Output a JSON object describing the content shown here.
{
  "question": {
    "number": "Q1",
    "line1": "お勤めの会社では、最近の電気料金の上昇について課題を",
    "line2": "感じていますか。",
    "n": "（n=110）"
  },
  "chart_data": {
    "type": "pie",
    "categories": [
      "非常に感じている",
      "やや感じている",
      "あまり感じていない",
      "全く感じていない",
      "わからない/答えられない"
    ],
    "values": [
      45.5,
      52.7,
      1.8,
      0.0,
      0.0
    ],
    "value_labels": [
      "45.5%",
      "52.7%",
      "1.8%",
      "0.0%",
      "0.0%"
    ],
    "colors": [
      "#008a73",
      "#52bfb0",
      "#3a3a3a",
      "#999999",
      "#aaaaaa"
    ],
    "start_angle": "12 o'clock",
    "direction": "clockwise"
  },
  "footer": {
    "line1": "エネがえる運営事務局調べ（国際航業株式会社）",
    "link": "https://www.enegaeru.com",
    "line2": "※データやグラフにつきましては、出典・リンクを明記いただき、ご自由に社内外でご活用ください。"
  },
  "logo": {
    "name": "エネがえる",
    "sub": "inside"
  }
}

+ + + + +

# [Short exercise]
Retype all of the material above with every character intact.

# [Correct output]
Output a JSON object describing the content shown here.
{
  "question": {
    "number": "Q1",
    "line1": "お勤めの会社では、最近の電気料金の上昇について課題を",
    "line2": "感じていますか。",
    "n": "（n=110）"
  },
  "chart_data": {
    "type": "pie",
    "categories": [
      "非常に感じている",
      "やや感じている",
      "あまり感じていない",
      "全く感じていない",
      "わからない/答えられない"
    ],
    "values": [
      45.5,
      52.7,
      1.8,
      0.0,
      0.0
    ],
    "value_labels": [
      "45.5%",
      "52.7%",
      "1.8%",
      "0.0%",
      "0.0%"
    ],
    "colors": [
      "#008a73",
      "#52bfb0",
      "#3a3a3a",
      "#999999",
      "#aaaaaa"
    ],
    "start_angle": "12 o'clock",
    "direction": "clockwise"
  },
  "footer": {
    "line1": "エネがえる運営事務局調べ（国際航業株式会社）",
    "link": "https://www.enegaeru.com",
    "line2": "※データやグラフにつきましては、出典・リンクを明記いただき、ご自由に社内外でご活用ください。"
  },
  "logo": {
    "name": "エネがえる",
    "sub": "inside"
  }
}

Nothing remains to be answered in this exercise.